In the listing below, find the line containing "Output the text content of this document.". Write out that line and every line after it to the end, exactly and only those.

● ● ● ● ●

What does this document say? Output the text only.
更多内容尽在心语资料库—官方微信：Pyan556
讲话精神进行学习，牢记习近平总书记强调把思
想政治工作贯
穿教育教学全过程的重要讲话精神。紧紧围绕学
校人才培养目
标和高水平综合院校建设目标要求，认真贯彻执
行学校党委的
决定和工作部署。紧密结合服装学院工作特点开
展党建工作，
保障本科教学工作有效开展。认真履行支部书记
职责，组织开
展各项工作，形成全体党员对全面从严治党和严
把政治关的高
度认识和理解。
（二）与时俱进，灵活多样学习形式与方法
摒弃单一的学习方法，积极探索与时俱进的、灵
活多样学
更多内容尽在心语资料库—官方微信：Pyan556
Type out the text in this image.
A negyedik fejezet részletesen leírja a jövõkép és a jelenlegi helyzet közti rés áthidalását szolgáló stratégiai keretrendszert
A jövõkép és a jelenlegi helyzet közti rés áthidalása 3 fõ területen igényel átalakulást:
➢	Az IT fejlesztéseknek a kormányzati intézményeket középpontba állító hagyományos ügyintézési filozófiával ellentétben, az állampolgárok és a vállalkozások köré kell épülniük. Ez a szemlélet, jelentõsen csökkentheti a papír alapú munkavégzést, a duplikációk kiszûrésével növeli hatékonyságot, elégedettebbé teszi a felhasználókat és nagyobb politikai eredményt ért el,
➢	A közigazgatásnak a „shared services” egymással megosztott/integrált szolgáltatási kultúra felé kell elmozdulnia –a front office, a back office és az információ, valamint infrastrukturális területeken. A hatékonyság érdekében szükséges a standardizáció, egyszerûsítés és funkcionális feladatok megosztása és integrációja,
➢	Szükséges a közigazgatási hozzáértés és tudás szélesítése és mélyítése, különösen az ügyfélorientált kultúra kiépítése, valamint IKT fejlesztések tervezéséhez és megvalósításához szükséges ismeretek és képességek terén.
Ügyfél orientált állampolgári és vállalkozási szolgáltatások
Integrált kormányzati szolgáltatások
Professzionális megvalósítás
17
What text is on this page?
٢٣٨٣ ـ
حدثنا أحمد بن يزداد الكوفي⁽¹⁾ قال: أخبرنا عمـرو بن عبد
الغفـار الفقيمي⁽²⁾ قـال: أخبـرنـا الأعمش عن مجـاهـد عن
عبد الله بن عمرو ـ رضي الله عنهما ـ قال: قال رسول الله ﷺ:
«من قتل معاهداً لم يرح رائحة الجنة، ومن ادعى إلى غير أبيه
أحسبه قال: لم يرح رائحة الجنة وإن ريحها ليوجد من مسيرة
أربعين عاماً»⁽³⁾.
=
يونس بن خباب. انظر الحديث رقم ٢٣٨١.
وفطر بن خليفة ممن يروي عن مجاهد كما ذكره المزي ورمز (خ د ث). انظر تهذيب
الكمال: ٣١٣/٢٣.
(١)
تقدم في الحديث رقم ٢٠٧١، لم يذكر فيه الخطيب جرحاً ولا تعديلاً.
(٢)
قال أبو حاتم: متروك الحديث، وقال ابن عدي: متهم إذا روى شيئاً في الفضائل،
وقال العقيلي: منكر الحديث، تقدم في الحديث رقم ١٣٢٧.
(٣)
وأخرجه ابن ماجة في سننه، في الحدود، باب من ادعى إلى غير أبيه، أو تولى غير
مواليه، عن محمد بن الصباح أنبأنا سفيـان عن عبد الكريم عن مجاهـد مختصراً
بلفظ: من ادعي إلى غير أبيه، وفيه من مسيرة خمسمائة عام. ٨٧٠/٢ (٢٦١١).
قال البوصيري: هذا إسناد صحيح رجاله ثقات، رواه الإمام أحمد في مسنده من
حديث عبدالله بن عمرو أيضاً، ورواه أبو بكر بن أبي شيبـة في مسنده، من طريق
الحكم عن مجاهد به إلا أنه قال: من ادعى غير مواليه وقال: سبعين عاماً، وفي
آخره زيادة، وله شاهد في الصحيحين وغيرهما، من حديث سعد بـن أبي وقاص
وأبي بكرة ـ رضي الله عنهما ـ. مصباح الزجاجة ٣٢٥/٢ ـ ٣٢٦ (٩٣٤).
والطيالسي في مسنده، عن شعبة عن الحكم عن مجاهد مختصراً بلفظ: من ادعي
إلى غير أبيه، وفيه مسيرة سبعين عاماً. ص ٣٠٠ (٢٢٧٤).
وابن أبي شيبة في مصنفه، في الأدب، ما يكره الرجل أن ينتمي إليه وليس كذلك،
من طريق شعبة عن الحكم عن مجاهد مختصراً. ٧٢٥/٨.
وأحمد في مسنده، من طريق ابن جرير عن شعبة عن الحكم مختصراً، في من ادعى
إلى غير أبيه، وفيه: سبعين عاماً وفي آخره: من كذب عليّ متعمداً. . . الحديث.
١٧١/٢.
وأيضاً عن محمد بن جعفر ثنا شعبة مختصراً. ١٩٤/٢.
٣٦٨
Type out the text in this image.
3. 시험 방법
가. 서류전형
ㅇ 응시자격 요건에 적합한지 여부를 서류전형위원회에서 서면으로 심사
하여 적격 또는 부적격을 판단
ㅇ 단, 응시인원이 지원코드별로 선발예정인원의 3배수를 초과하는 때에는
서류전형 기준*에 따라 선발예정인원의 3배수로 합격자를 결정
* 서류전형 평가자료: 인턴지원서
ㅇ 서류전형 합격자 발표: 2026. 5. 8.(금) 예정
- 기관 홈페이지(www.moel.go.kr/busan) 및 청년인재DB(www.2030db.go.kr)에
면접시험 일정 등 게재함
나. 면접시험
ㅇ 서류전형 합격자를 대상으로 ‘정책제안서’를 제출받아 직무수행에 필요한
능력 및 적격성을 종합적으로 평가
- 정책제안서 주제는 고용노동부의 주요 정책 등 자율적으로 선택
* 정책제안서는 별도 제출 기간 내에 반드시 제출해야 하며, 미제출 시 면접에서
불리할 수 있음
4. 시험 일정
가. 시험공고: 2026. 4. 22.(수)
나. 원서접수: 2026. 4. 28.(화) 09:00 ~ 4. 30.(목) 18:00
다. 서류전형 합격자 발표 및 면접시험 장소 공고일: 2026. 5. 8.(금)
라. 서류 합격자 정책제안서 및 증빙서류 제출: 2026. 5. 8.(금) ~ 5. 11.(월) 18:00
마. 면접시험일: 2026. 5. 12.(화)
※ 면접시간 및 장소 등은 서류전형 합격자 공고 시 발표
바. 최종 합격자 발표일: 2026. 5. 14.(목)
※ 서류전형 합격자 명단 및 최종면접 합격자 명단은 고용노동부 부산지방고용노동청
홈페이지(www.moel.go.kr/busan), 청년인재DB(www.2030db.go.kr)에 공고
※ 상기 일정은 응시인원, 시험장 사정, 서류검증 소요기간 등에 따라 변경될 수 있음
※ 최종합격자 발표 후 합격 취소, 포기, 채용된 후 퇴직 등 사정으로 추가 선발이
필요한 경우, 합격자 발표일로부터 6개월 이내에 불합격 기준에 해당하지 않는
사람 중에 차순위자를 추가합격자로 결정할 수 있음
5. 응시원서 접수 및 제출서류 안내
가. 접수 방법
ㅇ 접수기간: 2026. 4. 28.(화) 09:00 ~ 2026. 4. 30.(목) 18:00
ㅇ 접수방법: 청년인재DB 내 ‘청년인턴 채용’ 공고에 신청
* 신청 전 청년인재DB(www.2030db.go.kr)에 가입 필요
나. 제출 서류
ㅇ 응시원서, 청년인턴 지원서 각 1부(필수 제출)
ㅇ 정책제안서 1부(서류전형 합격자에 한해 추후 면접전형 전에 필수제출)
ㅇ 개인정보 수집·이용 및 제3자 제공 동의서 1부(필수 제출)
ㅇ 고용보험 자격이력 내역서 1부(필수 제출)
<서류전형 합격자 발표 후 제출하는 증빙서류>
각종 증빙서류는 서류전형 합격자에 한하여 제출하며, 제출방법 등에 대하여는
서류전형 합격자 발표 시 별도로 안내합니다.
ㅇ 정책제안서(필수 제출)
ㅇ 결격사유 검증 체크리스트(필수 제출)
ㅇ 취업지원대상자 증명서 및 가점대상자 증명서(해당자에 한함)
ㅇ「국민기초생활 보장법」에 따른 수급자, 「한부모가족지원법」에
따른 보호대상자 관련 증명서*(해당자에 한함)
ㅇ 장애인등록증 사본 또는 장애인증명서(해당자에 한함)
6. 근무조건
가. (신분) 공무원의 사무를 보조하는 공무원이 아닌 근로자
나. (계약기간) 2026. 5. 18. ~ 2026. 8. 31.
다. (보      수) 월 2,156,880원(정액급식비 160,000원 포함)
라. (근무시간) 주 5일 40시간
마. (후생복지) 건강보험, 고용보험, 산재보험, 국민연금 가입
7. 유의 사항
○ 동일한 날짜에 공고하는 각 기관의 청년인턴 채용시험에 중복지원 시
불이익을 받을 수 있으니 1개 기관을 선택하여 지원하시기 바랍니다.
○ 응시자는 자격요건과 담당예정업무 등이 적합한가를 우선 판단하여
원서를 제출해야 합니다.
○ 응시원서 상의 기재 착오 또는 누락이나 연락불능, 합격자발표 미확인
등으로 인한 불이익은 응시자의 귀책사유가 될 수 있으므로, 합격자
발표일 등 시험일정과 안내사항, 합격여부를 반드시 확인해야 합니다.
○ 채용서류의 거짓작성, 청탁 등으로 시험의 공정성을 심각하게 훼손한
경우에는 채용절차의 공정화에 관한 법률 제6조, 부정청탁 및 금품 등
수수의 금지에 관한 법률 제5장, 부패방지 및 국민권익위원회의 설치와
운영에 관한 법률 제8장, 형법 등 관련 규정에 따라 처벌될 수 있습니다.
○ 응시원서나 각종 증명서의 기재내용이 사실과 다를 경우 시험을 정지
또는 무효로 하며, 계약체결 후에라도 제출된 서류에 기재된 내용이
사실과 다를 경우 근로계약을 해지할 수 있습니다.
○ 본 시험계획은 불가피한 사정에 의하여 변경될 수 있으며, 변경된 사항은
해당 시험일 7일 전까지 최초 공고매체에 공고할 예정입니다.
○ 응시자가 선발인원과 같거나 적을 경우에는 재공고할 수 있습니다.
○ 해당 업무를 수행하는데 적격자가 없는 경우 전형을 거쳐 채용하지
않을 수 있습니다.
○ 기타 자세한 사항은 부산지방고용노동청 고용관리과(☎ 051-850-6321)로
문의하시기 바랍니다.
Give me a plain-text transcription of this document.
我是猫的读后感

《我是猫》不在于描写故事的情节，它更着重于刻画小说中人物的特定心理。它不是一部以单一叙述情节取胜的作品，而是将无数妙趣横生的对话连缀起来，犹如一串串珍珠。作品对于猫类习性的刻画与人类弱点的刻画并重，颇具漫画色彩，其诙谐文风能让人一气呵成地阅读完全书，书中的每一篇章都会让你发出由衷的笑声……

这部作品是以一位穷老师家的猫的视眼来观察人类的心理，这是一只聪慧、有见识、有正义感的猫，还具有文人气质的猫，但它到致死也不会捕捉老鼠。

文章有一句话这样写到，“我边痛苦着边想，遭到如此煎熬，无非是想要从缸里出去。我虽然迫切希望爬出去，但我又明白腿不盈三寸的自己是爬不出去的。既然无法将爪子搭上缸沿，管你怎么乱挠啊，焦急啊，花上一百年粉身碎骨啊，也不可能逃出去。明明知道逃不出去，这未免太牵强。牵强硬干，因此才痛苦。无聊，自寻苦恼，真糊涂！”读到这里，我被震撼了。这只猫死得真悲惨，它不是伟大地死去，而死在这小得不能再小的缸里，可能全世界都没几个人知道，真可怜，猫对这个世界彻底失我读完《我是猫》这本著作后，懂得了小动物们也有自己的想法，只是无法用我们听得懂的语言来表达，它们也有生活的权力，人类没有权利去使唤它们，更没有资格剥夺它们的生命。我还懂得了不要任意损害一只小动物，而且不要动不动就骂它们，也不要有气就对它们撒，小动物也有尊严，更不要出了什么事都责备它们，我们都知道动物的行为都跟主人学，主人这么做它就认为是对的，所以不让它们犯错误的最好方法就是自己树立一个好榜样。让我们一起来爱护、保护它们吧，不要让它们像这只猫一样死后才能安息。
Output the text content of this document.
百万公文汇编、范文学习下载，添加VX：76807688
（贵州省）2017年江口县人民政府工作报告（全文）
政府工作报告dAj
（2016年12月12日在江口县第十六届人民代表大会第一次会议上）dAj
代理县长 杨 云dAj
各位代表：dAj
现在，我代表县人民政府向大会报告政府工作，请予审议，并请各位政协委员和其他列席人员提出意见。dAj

● ● ● ● ●

[Solved exercise]:
Output the text content of this document.
百万公文汇编、范文学习下载，添加VX：76807688
（贵州省）2017年江口县人民政府工作报告（全文）
政府工作报告dAj
（2016年12月12日在江口县第十六届人民代表大会第一次会议上）dAj
代理县长 杨 云dAj
各位代表：dAj
现在，我代表县人民政府向大会报告政府工作，请予审议，并请各位政协委员和其他列席人员提出意见。dAj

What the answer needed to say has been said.